(Extracted data entries)

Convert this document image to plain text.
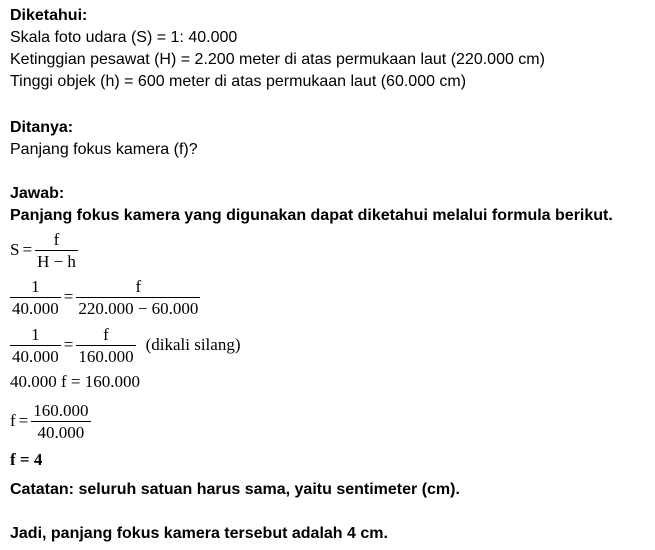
Diketahui:
Skala foto udara (S) = 1: 40.000
Ketinggian pesawat (H) = 2.200 meter di atas permukaan laut (220.000 cm)
Tinggi objek (h) = 600 meter di atas permukaan laut (60.000 cm)
Ditanya:
Panjang fokus kamera (f)?
Jawab:
Panjang fokus kamera yang digunakan dapat diketahui melalui formula berikut.
$S = \frac{f}{H - h}$
$\frac{1}{40.000} = \frac{f}{220.000 - 60.000}$
$\frac{1}{40.000} = \frac{f}{160.000}$ (dikali silang)
40.000 f = 160.000
$f = \frac{160.000}{40.000}$
f = 4
Catatan: seluruh satuan harus sama, yaitu sentimeter (cm).
Jadi, panjang fokus kamera tersebut adalah 4 cm.
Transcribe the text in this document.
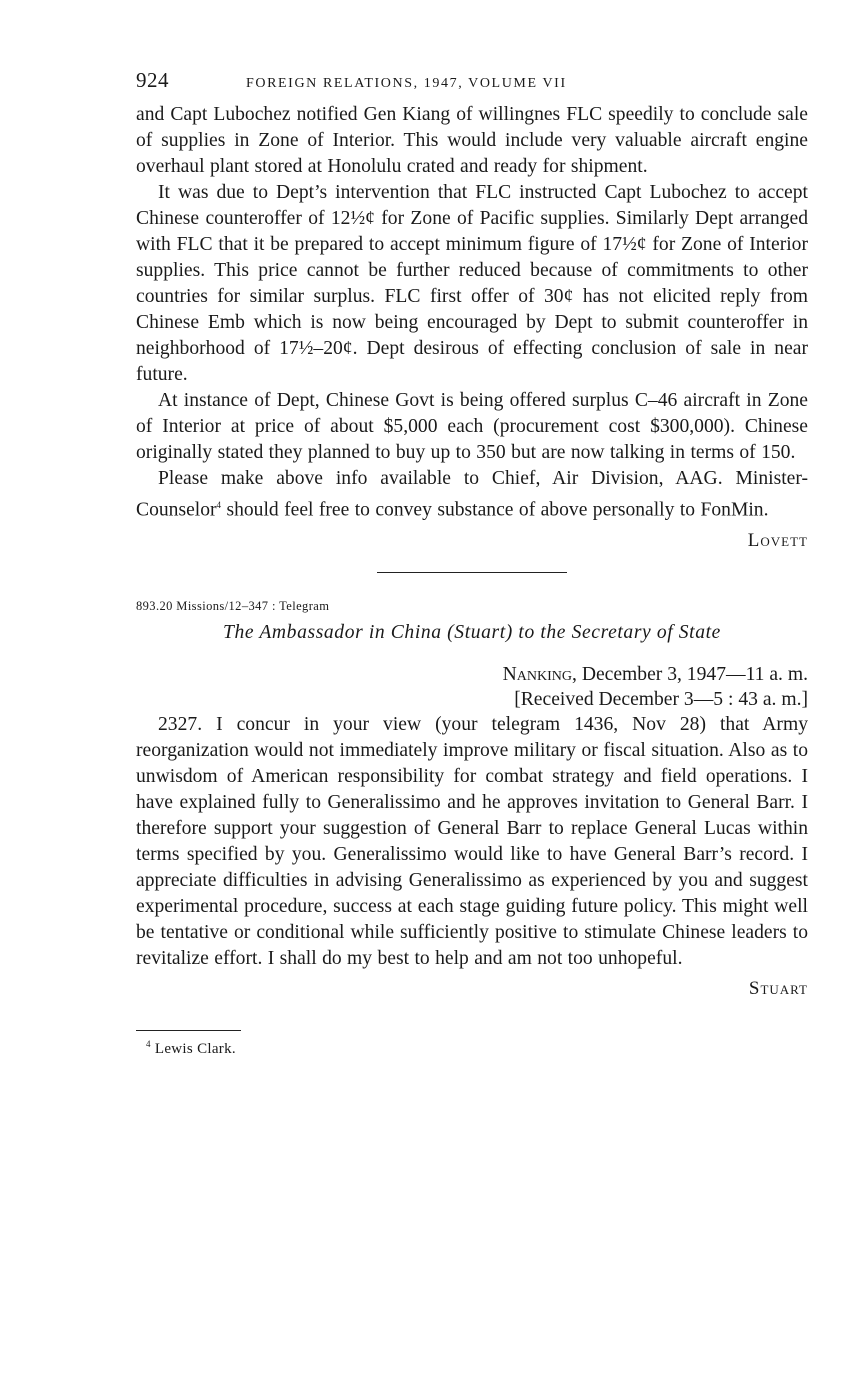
924	FOREIGN RELATIONS, 1947, VOLUME VII

and Capt Lubochez notified Gen Kiang of willingnes FLC speedily to conclude sale of supplies in Zone of Interior. This would include very valuable aircraft engine overhaul plant stored at Honolulu crated and ready for shipment.

It was due to Dept’s intervention that FLC instructed Capt Lubochez to accept Chinese counteroffer of 12½¢ for Zone of Pacific supplies. Similarly Dept arranged with FLC that it be prepared to accept minimum figure of 17½¢ for Zone of Interior supplies. This price cannot be further reduced because of commitments to other countries for similar surplus. FLC first offer of 30¢ has not elicited reply from Chinese Emb which is now being encouraged by Dept to submit counteroffer in neighborhood of 17½–20¢. Dept desirous of effecting conclusion of sale in near future.

At instance of Dept, Chinese Govt is being offered surplus C–46 aircraft in Zone of Interior at price of about $5,000 each (procurement cost $300,000). Chinese originally stated they planned to buy up to 350 but are now talking in terms of 150.

Please make above info available to Chief, Air Division, AAG. Minister-Counselor$^4$ should feel free to convey substance of above personally to FonMin.

Lovett
893.20 Missions/12–347 : Telegram
The Ambassador in China (Stuart) to the Secretary of State
Nanking, December 3, 1947—11 a. m.
[Received December 3—5 : 43 a. m.]

2327. I concur in your view (your telegram 1436, Nov 28) that Army reorganization would not immediately improve military or fiscal situation. Also as to unwisdom of American responsibility for combat strategy and field operations. I have explained fully to Generalissimo and he approves invitation to General Barr. I therefore support your suggestion of General Barr to replace General Lucas within terms specified by you. Generalissimo would like to have General Barr’s record. I appreciate difficulties in advising Generalissimo as experienced by you and suggest experimental procedure, success at each stage guiding future policy. This might well be tentative or conditional while sufficiently positive to stimulate Chinese leaders to revitalize effort. I shall do my best to help and am not too unhopeful.

Stuart
$^4$ Lewis Clark.
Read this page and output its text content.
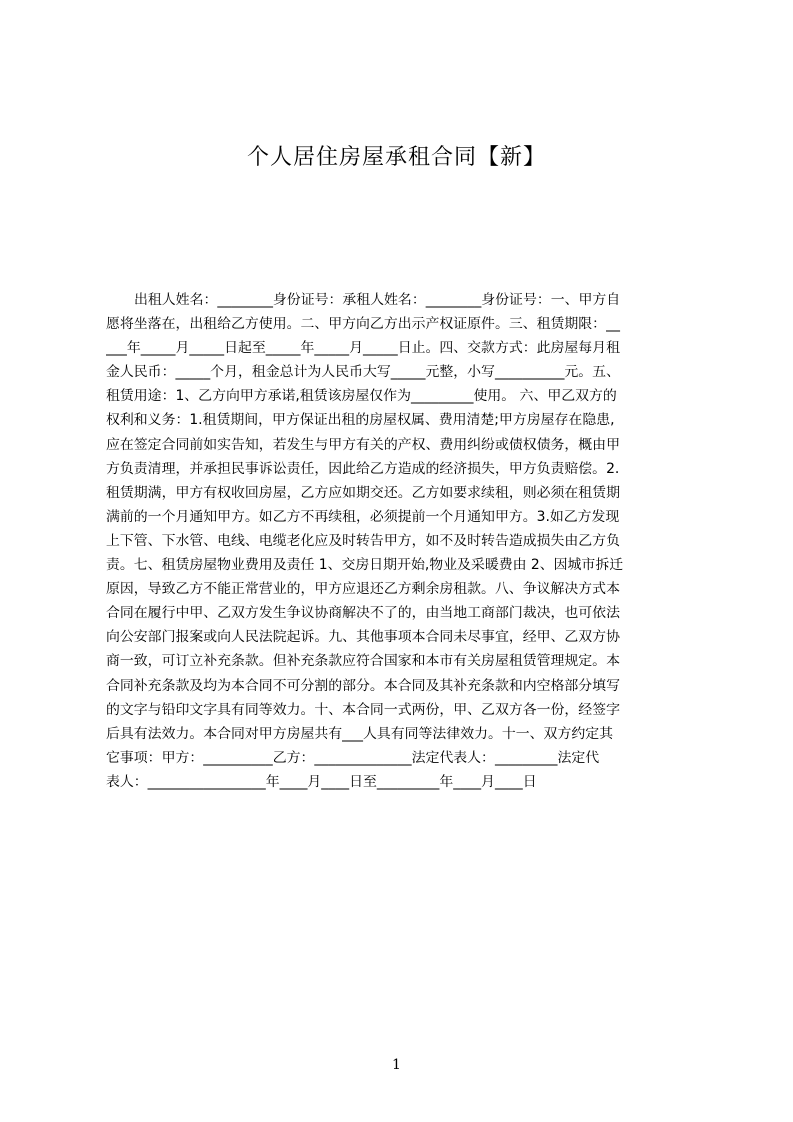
个人居住房屋承租合同【新】
出租人姓名：________身份证号：承租人姓名：________身份证号：一、甲方自
愿将坐落在，出租给乙方使用。二、甲方向乙方出示产权证原件。三、租赁期限：__
___年_____月_____日起至_____年_____月_____日止。四、交款方式：此房屋每月租
金人民币：_____个月，租金总计为人民币大写_____元整，小写__________元。五、
租赁用途：1、乙方向甲方承诺,租赁该房屋仅作为_________使用。 六、甲乙双方的
权利和义务：1.租赁期间，甲方保证出租的房屋权属、费用清楚;甲方房屋存在隐患,
应在签定合同前如实告知，若发生与甲方有关的产权、费用纠纷或债权债务，概由甲
方负责清理，并承担民事诉讼责任，因此给乙方造成的经济损失，甲方负责赔偿。2.
租赁期满，甲方有权收回房屋，乙方应如期交还。乙方如要求续租，则必须在租赁期
满前的一个月通知甲方。如乙方不再续租，必须提前一个月通知甲方。3.如乙方发现
上下管、下水管、电线、电缆老化应及时转告甲方，如不及时转告造成损失由乙方负
责。七、租赁房屋物业费用及责任 1、交房日期开始,物业及采暖费由 2、因城市拆迁
原因，导致乙方不能正常营业的，甲方应退还乙方剩余房租款。八、争议解决方式本
合同在履行中甲、乙双方发生争议协商解决不了的，由当地工商部门裁决，也可依法
向公安部门报案或向人民法院起诉。九、其他事项本合同未尽事宜，经甲、乙双方协
商一致，可订立补充条款。但补充条款应符合国家和本市有关房屋租赁管理规定。本
合同补充条款及均为本合同不可分割的部分。本合同及其补充条款和内空格部分填写
的文字与铅印文字具有同等效力。十、本合同一式两份，甲、乙双方各一份，经签字
后具有法效力。本合同对甲方房屋共有___人具有同等法律效力。十一、双方约定其
它事项：甲方：__________乙方：______________法定代表人：_________法定代
表人：_________________年____月____日至_________年____月____日
1
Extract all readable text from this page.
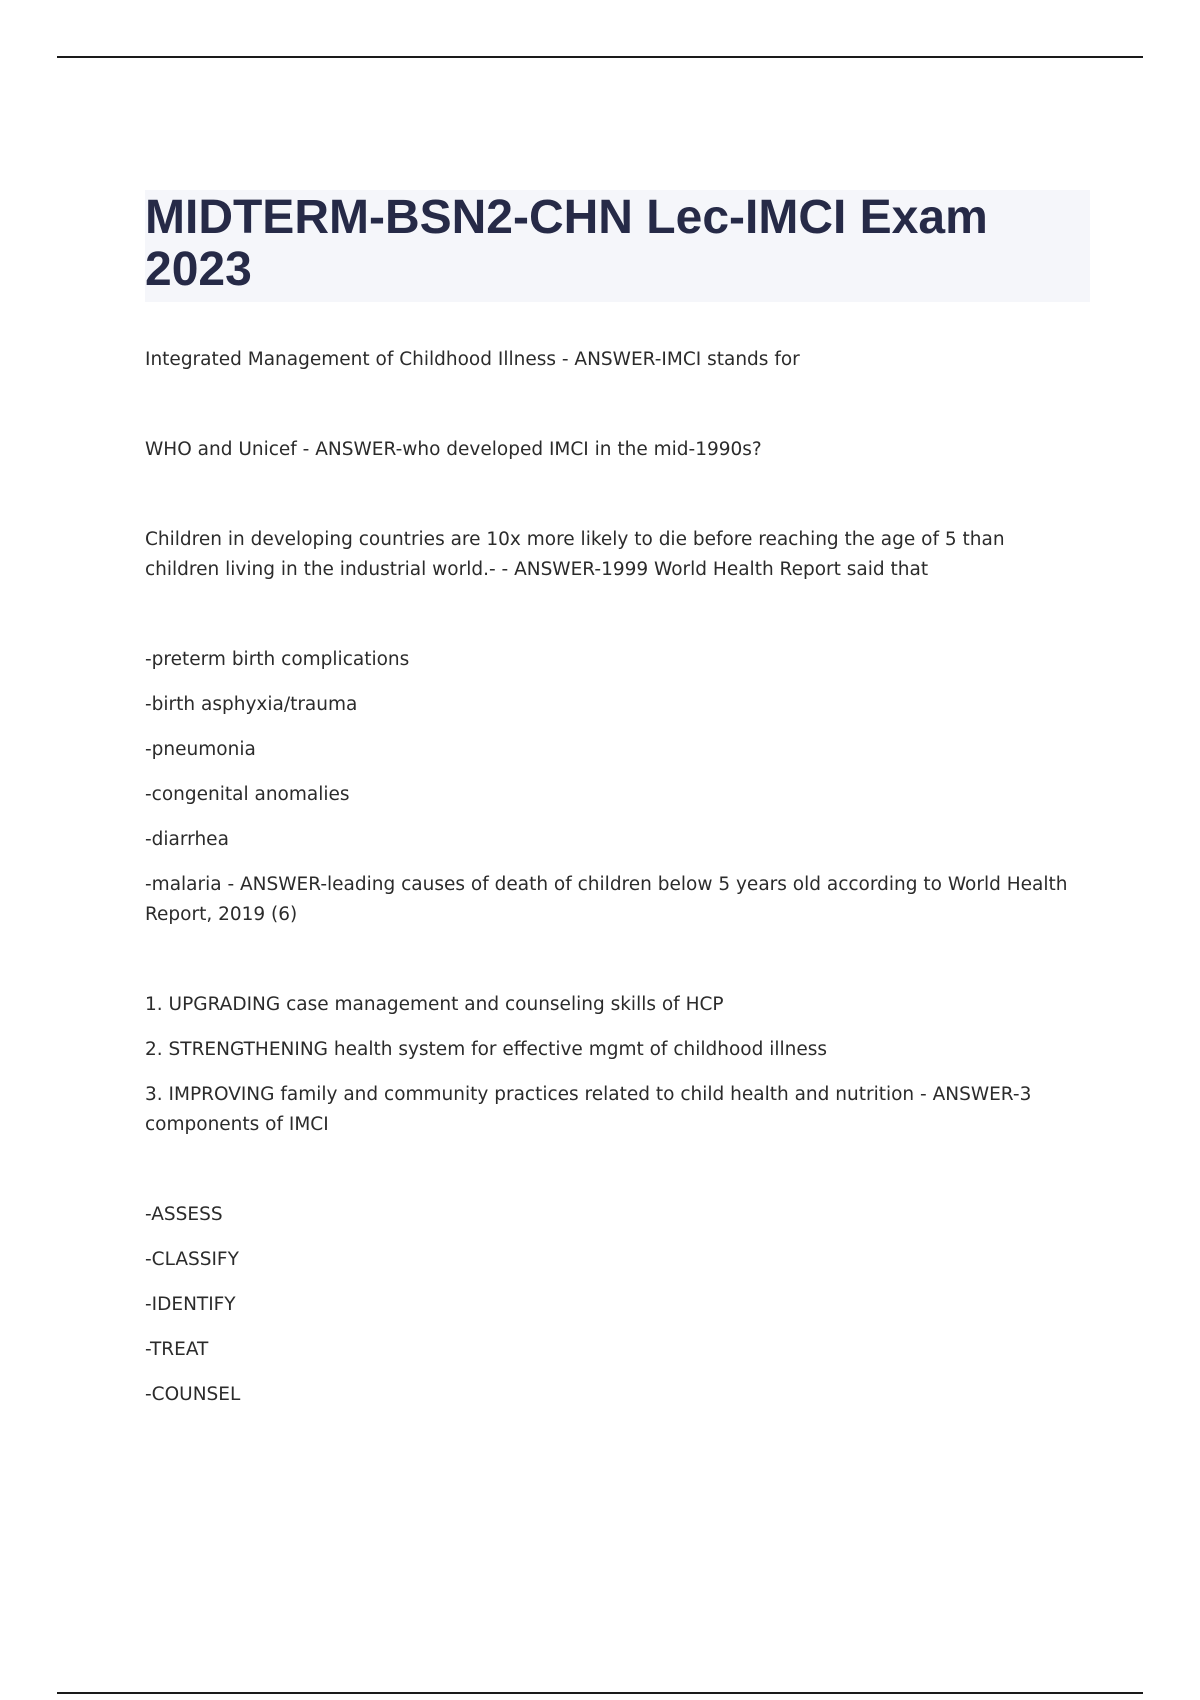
MIDTERM-BSN2-CHN Lec-IMCI Exam 2023

Integrated Management of Childhood Illness - ANSWER-IMCI stands for

WHO and Unicef - ANSWER-who developed IMCI in the mid-1990s?

Children in developing countries are 10x more likely to die before reaching the age of 5 than children living in the industrial world.- - ANSWER-1999 World Health Report said that

-preterm birth complications

-birth asphyxia/trauma

-pneumonia

-congenital anomalies

-diarrhea

-malaria - ANSWER-leading causes of death of children below 5 years old according to World Health Report, 2019 (6)

1. UPGRADING case management and counseling skills of HCP

2. STRENGTHENING health system for effective mgmt of childhood illness

3. IMPROVING family and community practices related to child health and nutrition - ANSWER-3 components of IMCI

-ASSESS

-CLASSIFY

-IDENTIFY

-TREAT

-COUNSEL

Short exercise: In the data above, find the line with "Extract all readable text from this page." and repeat it and every line after it through the end, exactly; leave the pictures out.

Correct result:
Extract all readable text from this page.
MIDTERM-BSN2-CHN Lec-IMCI Exam 2023

Integrated Management of Childhood Illness - ANSWER-IMCI stands for

WHO and Unicef - ANSWER-who developed IMCI in the mid-1990s?

Children in developing countries are 10x more likely to die before reaching the age of 5 than children living in the industrial world.- - ANSWER-1999 World Health Report said that

-preterm birth complications

-birth asphyxia/trauma

-pneumonia

-congenital anomalies

-diarrhea

-malaria - ANSWER-leading causes of death of children below 5 years old according to World Health Report, 2019 (6)

1. UPGRADING case management and counseling skills of HCP

2. STRENGTHENING health system for effective mgmt of childhood illness

3. IMPROVING family and community practices related to child health and nutrition - ANSWER-3 components of IMCI

-ASSESS

-CLASSIFY

-IDENTIFY

-TREAT

-COUNSEL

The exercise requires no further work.